## start

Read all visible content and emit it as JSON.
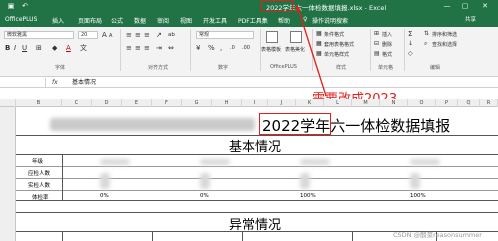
{
  "window": {
    "title": "2022学年六一体检数据填报.xlsx - Excel",
    "minimize_glyph": "—",
    "restore_glyph": "▢",
    "close_glyph": "✕"
  },
  "tabs": {
    "items": [
      "OfficePLUS",
      "插入",
      "页面布局",
      "公式",
      "数据",
      "审阅",
      "视图",
      "开发工具",
      "PDF工具集",
      "帮助"
    ],
    "search_label": "操作说明搜索",
    "share_label": "共享"
  },
  "ribbon": {
    "font_name": "微软雅黑",
    "font_size": "20",
    "number_format": "常规",
    "percent_symbol": "%",
    "comma_symbol": ",",
    "group_font": "字体",
    "group_align": "对齐方式",
    "group_number": "数字",
    "group_officeplus": "OfficePLUS",
    "group_styles": "样式",
    "group_cells": "单元格",
    "group_edit": "编辑",
    "conditional_format": "条件格式",
    "cell_style_apply": "套用表格格式",
    "cell_styles": "单元格样式",
    "table_template": "表格模板",
    "table_beautify": "表格美化",
    "insert": "插入",
    "delete": "删除",
    "format": "格式",
    "find_select": "查找和选择",
    "sort_filter": "排序和筛选",
    "sum_glyph": "Σ",
    "bold": "B",
    "italic": "I",
    "underline": "U",
    "font_color_glyph": "A",
    "wrap_glyph": "ab",
    "merge_glyph": "⇔"
  },
  "formula_bar": {
    "name_box": "",
    "fx": "fx",
    "value": "基本情况"
  },
  "annotation": {
    "text": "需要改成2023",
    "color": "#e0211b"
  },
  "columns": [
    "B",
    "C",
    "D",
    "E",
    "F",
    "G",
    "H",
    "I",
    "J",
    "K",
    "L",
    "M",
    "N",
    "O",
    "P",
    "Q",
    "R"
  ],
  "sheet": {
    "title_highlight": "2022学年",
    "title_rest": "六一体检数据填报",
    "section1": "基本情况",
    "section2": "异常情况",
    "row_labels": [
      "年级",
      "应检人数",
      "实检人数",
      "体检率"
    ],
    "percentages": [
      "0%",
      "0%",
      "100%",
      "100%"
    ]
  },
  "watermark": "CSDN @酸菜reasonsummer"
}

## end

→ **Problem to work on**: The entries above are to be returned exactly, without their pictures.

→ **Output**:
Read all visible content and emit it as JSON.
{
  "window": {
    "title": "2022学年六一体检数据填报.xlsx - Excel",
    "minimize_glyph": "—",
    "restore_glyph": "▢",
    "close_glyph": "✕"
  },
  "tabs": {
    "items": [
      "OfficePLUS",
      "插入",
      "页面布局",
      "公式",
      "数据",
      "审阅",
      "视图",
      "开发工具",
      "PDF工具集",
      "帮助"
    ],
    "search_label": "操作说明搜索",
    "share_label": "共享"
  },
  "ribbon": {
    "font_name": "微软雅黑",
    "font_size": "20",
    "number_format": "常规",
    "percent_symbol": "%",
    "comma_symbol": ",",
    "group_font": "字体",
    "group_align": "对齐方式",
    "group_number": "数字",
    "group_officeplus": "OfficePLUS",
    "group_styles": "样式",
    "group_cells": "单元格",
    "group_edit": "编辑",
    "conditional_format": "条件格式",
    "cell_style_apply": "套用表格格式",
    "cell_styles": "单元格样式",
    "table_template": "表格模板",
    "table_beautify": "表格美化",
    "insert": "插入",
    "delete": "删除",
    "format": "格式",
    "find_select": "查找和选择",
    "sort_filter": "排序和筛选",
    "sum_glyph": "Σ",
    "bold": "B",
    "italic": "I",
    "underline": "U",
    "font_color_glyph": "A",
    "wrap_glyph": "ab",
    "merge_glyph": "⇔"
  },
  "formula_bar": {
    "name_box": "",
    "fx": "fx",
    "value": "基本情况"
  },
  "annotation": {
    "text": "需要改成2023",
    "color": "#e0211b"
  },
  "columns": [
    "B",
    "C",
    "D",
    "E",
    "F",
    "G",
    "H",
    "I",
    "J",
    "K",
    "L",
    "M",
    "N",
    "O",
    "P",
    "Q",
    "R"
  ],
  "sheet": {
    "title_highlight": "2022学年",
    "title_rest": "六一体检数据填报",
    "section1": "基本情况",
    "section2": "异常情况",
    "row_labels": [
      "年级",
      "应检人数",
      "实检人数",
      "体检率"
    ],
    "percentages": [
      "0%",
      "0%",
      "100%",
      "100%"
    ]
  },
  "watermark": "CSDN @酸菜reasonsummer"
}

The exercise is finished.